■ The task
Wherever the word "this" turns up in a line of the entries, copy that line.

■ Data provided

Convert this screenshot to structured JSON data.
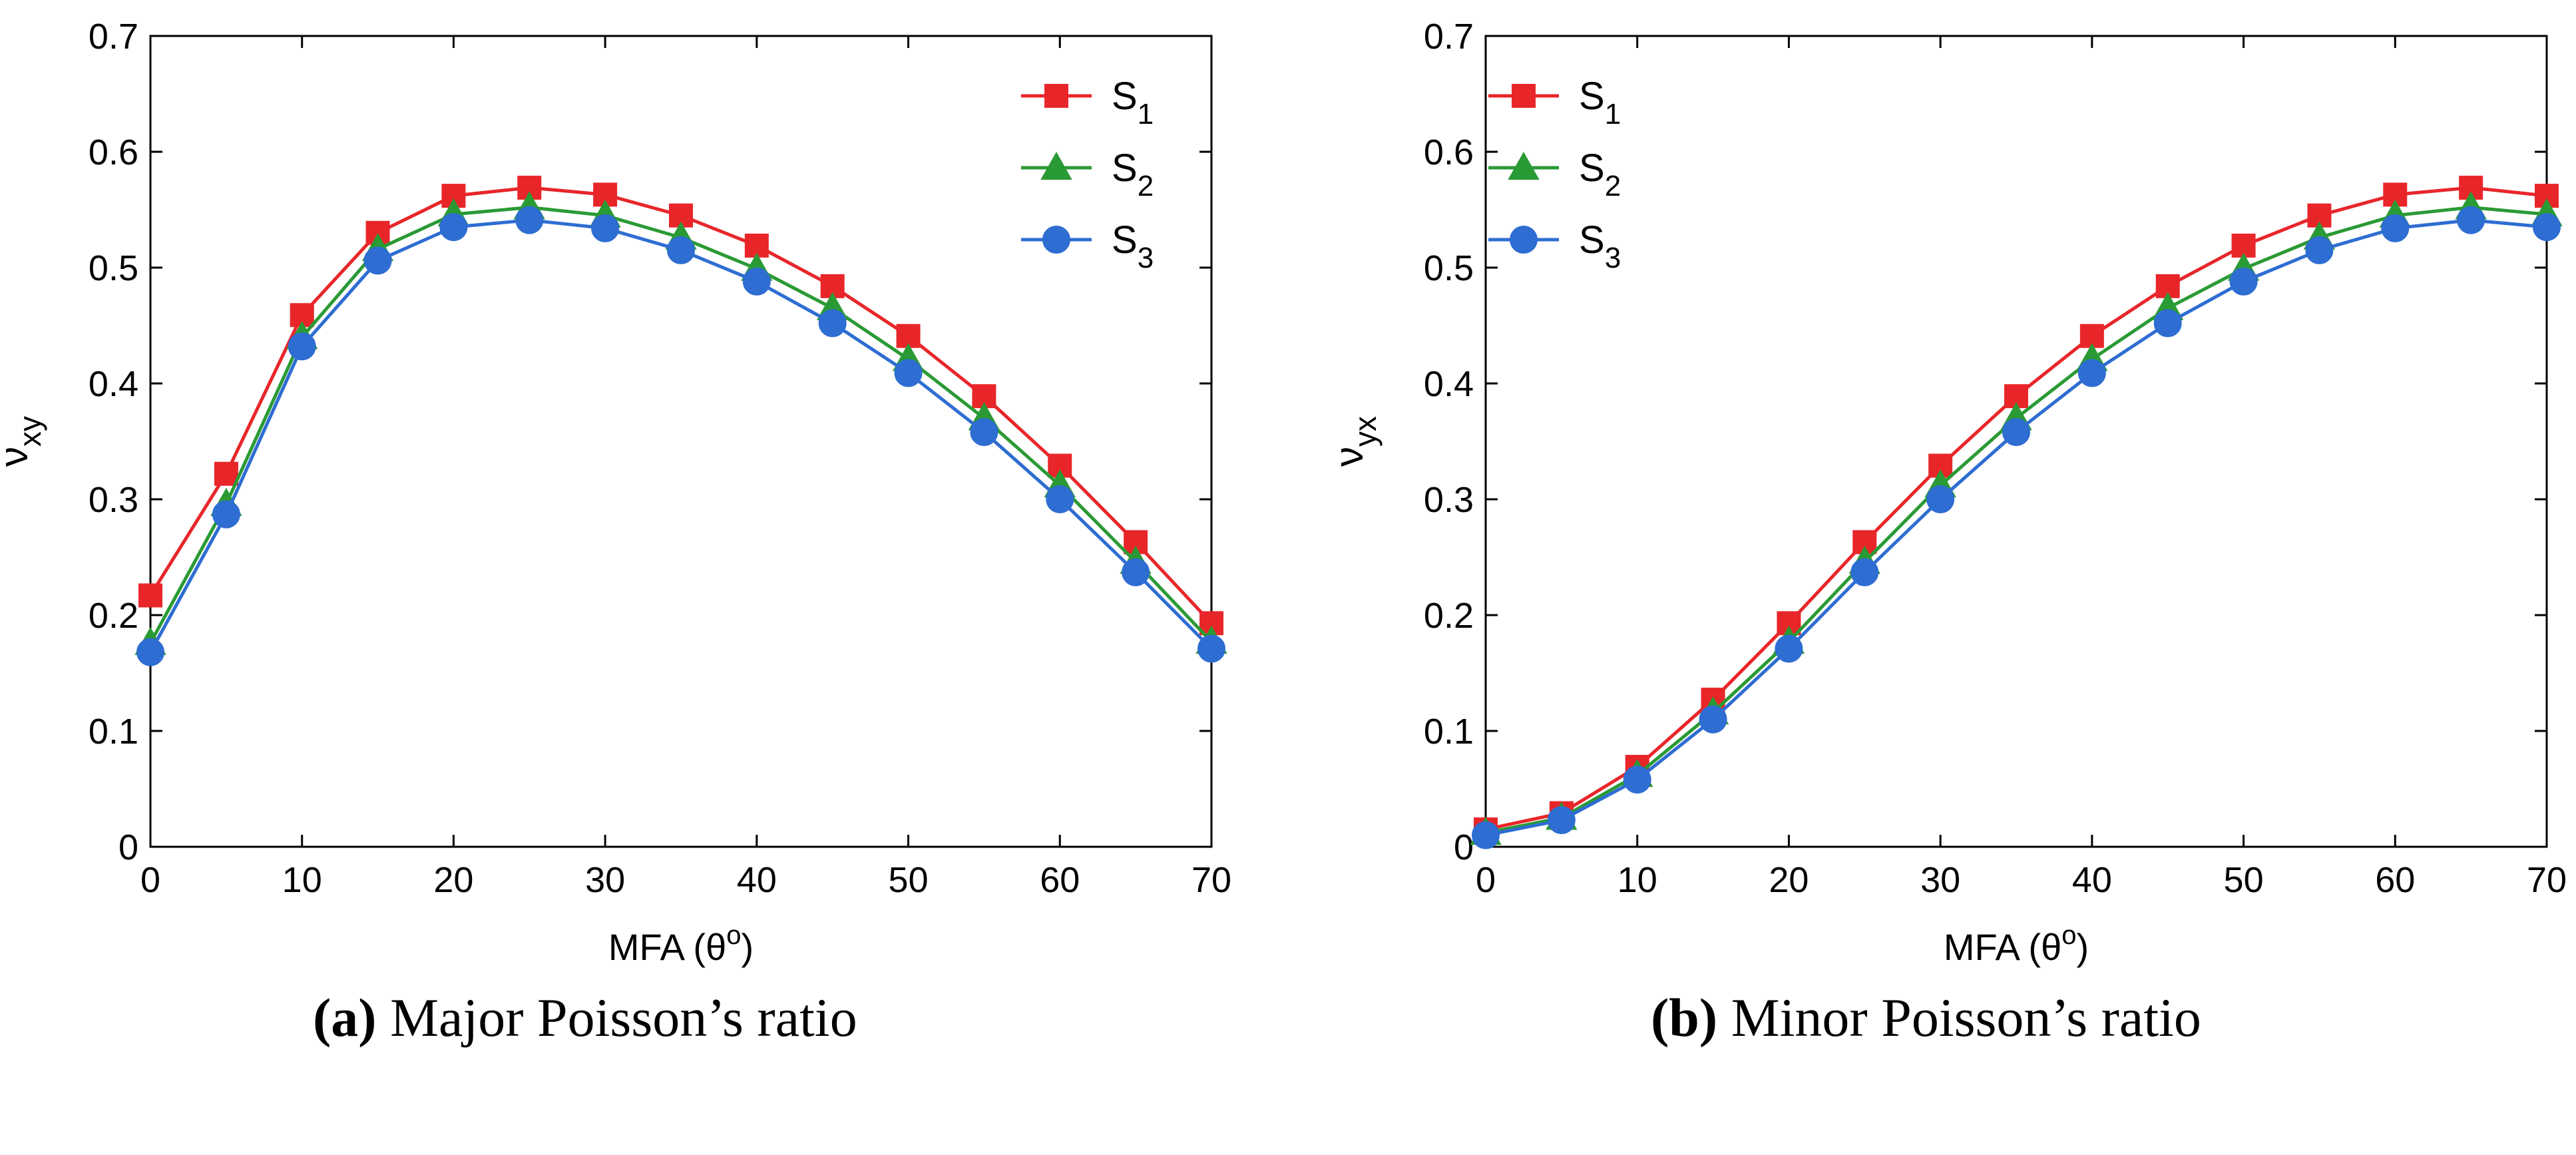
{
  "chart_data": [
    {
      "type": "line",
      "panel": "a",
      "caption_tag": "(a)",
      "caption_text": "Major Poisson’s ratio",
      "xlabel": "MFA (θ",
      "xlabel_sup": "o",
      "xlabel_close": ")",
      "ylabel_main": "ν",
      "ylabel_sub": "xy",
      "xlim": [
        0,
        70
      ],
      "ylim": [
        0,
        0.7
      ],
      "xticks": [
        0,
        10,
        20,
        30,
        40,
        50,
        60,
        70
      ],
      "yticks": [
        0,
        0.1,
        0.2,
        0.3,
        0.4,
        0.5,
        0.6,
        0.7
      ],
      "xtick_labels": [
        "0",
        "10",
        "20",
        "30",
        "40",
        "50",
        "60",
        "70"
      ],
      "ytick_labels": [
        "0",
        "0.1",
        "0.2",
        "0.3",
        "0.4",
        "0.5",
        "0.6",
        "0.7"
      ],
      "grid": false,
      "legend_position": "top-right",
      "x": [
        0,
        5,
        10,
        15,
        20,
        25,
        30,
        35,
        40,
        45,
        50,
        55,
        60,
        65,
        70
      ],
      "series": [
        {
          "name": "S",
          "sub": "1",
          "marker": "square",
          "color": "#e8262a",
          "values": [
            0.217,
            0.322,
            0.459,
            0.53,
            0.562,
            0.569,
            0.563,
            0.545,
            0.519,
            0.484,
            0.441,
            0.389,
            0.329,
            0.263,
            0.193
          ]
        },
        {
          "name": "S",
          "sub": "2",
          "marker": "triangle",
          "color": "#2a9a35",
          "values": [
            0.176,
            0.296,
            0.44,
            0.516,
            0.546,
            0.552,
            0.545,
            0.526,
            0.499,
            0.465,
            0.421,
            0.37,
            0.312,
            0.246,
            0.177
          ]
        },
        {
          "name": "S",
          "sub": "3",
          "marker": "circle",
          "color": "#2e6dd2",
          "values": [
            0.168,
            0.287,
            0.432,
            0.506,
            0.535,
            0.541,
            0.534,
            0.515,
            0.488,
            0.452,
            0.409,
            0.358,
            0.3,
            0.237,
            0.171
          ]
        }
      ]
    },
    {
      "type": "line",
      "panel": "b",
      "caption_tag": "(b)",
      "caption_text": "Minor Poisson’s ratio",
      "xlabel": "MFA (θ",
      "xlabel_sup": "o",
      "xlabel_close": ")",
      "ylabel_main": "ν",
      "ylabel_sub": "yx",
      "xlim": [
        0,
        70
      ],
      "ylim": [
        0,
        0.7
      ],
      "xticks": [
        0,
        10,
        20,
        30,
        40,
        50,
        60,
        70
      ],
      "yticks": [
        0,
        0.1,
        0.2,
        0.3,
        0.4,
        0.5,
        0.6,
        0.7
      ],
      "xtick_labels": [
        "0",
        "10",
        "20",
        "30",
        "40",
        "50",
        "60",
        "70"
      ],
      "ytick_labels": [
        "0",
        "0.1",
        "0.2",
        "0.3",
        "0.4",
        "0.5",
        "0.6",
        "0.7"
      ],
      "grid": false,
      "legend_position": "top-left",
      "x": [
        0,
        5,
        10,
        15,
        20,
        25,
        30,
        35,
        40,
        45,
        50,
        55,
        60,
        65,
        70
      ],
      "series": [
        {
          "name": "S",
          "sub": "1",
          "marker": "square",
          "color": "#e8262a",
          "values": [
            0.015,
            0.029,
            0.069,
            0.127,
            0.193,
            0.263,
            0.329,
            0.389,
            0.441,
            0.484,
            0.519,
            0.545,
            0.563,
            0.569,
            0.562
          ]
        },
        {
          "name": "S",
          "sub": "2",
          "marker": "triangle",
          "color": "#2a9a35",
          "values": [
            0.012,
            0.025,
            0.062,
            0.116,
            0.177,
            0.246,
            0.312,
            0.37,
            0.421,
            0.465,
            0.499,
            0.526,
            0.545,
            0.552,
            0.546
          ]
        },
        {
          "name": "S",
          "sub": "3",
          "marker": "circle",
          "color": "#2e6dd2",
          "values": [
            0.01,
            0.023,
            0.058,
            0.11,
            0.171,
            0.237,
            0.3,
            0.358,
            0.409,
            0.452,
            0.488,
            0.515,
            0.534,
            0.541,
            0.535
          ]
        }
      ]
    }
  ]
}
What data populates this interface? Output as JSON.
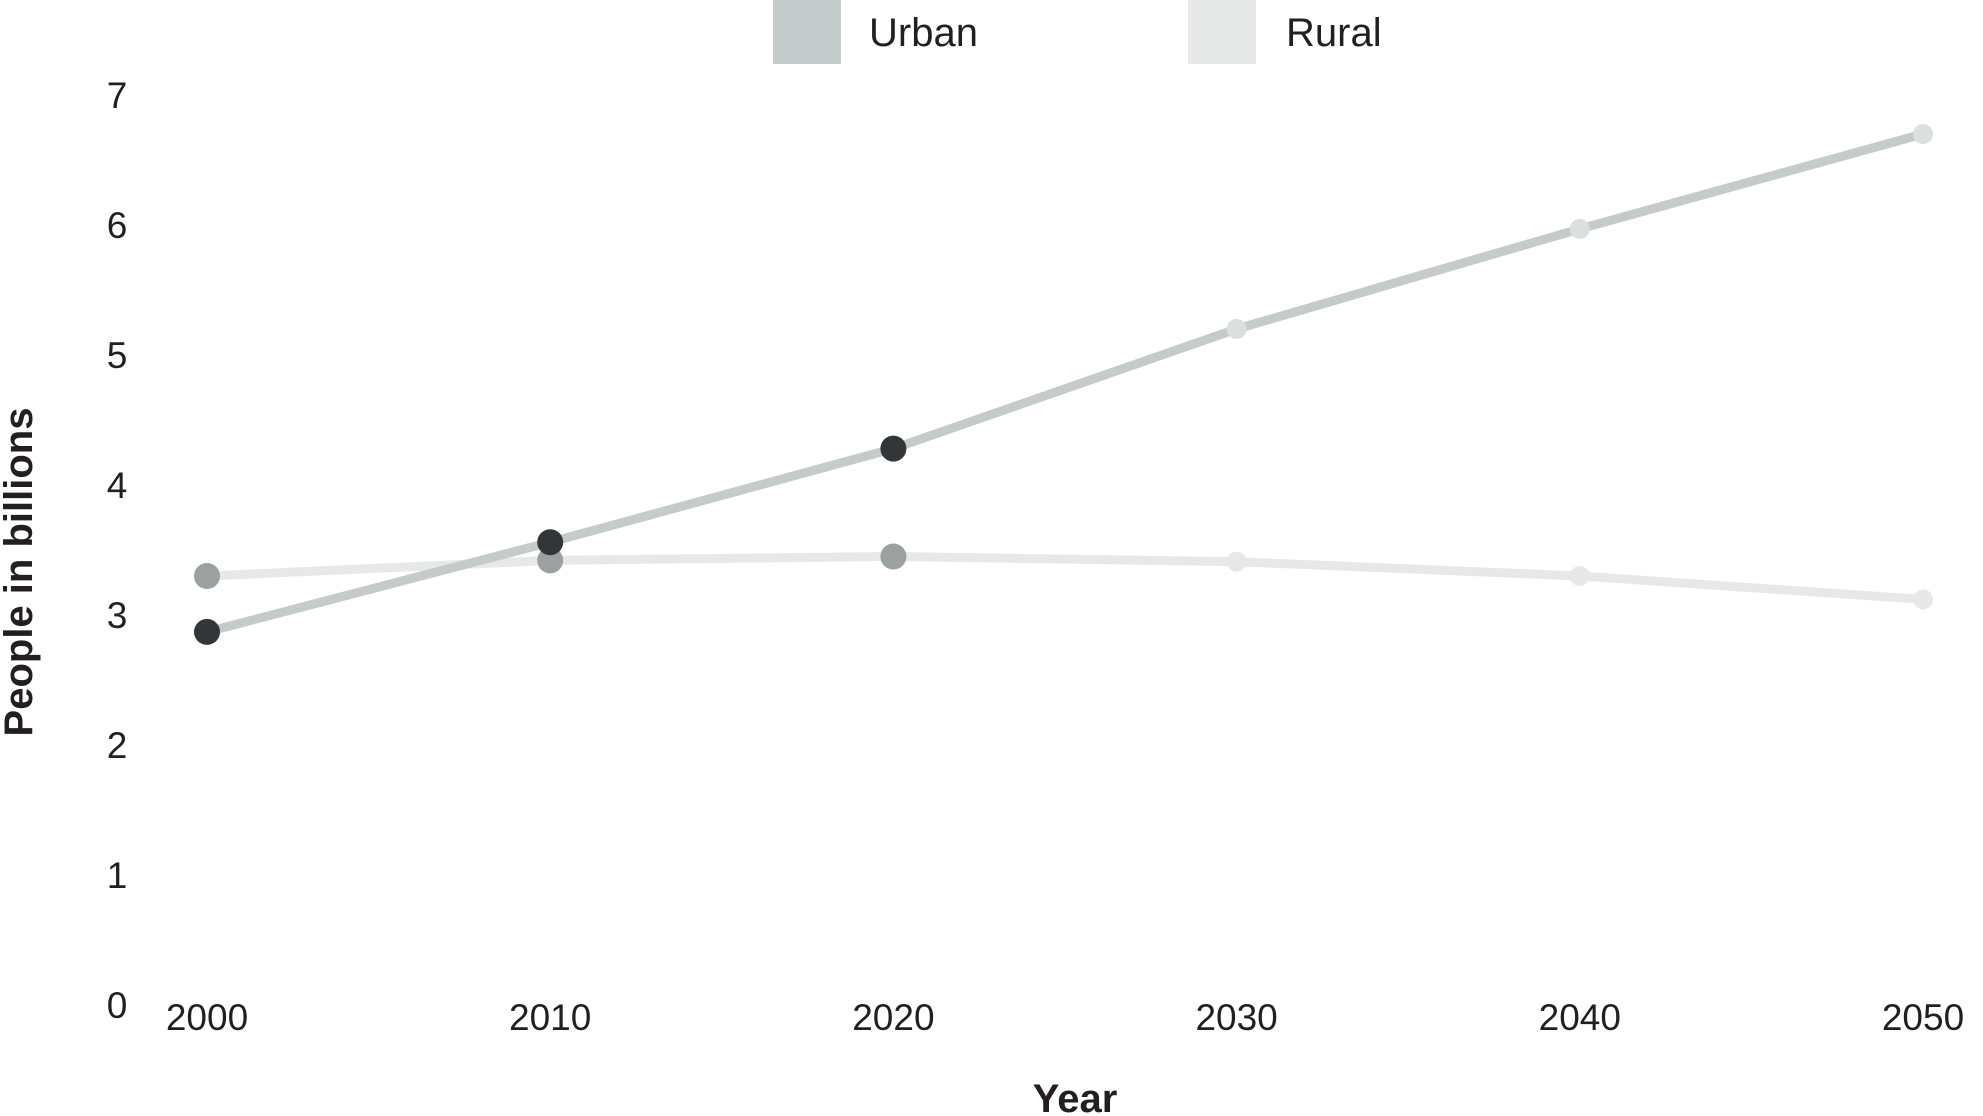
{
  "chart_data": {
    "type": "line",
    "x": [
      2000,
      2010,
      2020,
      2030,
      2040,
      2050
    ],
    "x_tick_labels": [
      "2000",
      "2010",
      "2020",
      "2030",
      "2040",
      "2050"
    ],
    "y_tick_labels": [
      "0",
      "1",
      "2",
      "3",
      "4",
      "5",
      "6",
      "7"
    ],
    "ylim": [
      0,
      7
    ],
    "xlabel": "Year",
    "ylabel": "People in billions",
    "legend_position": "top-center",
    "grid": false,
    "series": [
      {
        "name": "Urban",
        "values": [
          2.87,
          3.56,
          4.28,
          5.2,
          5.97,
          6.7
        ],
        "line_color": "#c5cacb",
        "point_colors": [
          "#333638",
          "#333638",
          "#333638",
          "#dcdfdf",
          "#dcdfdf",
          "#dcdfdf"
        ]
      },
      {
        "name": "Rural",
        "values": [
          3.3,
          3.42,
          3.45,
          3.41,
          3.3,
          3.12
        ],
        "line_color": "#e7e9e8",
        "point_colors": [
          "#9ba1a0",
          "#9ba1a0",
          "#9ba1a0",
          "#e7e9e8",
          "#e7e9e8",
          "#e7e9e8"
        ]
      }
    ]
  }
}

■ Response to the task
Convert this screenshot to structured JSON data.
What data populates this interface? Output as JSON.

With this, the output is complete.